* [Task instructions] Skip the pictures and repeat each line of the data exactly.

START

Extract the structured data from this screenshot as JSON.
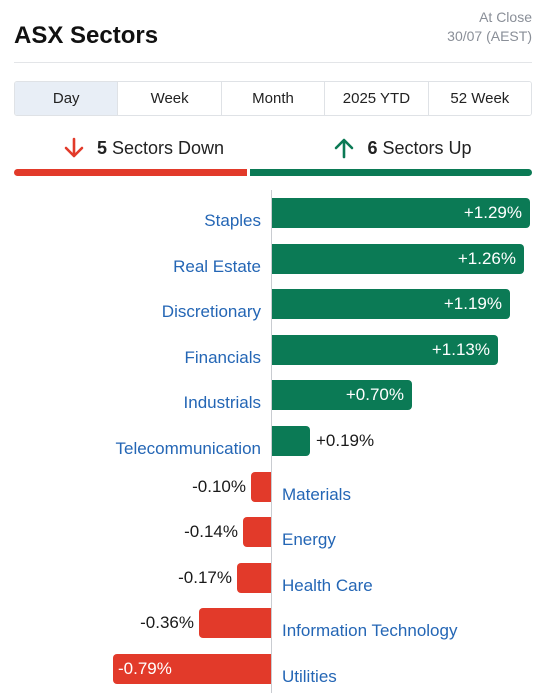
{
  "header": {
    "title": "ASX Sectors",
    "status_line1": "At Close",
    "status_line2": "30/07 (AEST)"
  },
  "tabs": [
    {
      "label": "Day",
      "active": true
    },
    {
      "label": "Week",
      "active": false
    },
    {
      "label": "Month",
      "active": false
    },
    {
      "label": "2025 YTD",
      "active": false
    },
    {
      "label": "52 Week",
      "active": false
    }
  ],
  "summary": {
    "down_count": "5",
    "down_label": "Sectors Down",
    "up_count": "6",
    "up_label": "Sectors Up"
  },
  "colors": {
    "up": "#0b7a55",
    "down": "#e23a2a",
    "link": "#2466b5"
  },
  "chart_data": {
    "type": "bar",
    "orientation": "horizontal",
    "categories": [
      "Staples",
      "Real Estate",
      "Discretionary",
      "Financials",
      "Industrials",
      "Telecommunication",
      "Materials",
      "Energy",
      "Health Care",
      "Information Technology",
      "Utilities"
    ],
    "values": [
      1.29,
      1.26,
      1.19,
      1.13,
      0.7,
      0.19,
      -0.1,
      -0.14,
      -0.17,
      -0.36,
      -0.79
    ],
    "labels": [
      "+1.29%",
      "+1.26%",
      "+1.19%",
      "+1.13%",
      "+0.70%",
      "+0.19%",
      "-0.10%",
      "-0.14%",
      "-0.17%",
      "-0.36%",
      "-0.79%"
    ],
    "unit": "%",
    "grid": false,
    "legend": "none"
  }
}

END

* [Response for this exercise]
Extract the structured data from this screenshot as JSON.
{
  "header": {
    "title": "ASX Sectors",
    "status_line1": "At Close",
    "status_line2": "30/07 (AEST)"
  },
  "tabs": [
    {
      "label": "Day",
      "active": true
    },
    {
      "label": "Week",
      "active": false
    },
    {
      "label": "Month",
      "active": false
    },
    {
      "label": "2025 YTD",
      "active": false
    },
    {
      "label": "52 Week",
      "active": false
    }
  ],
  "summary": {
    "down_count": "5",
    "down_label": "Sectors Down",
    "up_count": "6",
    "up_label": "Sectors Up"
  },
  "colors": {
    "up": "#0b7a55",
    "down": "#e23a2a",
    "link": "#2466b5"
  },
  "chart_data": {
    "type": "bar",
    "orientation": "horizontal",
    "categories": [
      "Staples",
      "Real Estate",
      "Discretionary",
      "Financials",
      "Industrials",
      "Telecommunication",
      "Materials",
      "Energy",
      "Health Care",
      "Information Technology",
      "Utilities"
    ],
    "values": [
      1.29,
      1.26,
      1.19,
      1.13,
      0.7,
      0.19,
      -0.1,
      -0.14,
      -0.17,
      -0.36,
      -0.79
    ],
    "labels": [
      "+1.29%",
      "+1.26%",
      "+1.19%",
      "+1.13%",
      "+0.70%",
      "+0.19%",
      "-0.10%",
      "-0.14%",
      "-0.17%",
      "-0.36%",
      "-0.79%"
    ],
    "unit": "%",
    "grid": false,
    "legend": "none"
  }
}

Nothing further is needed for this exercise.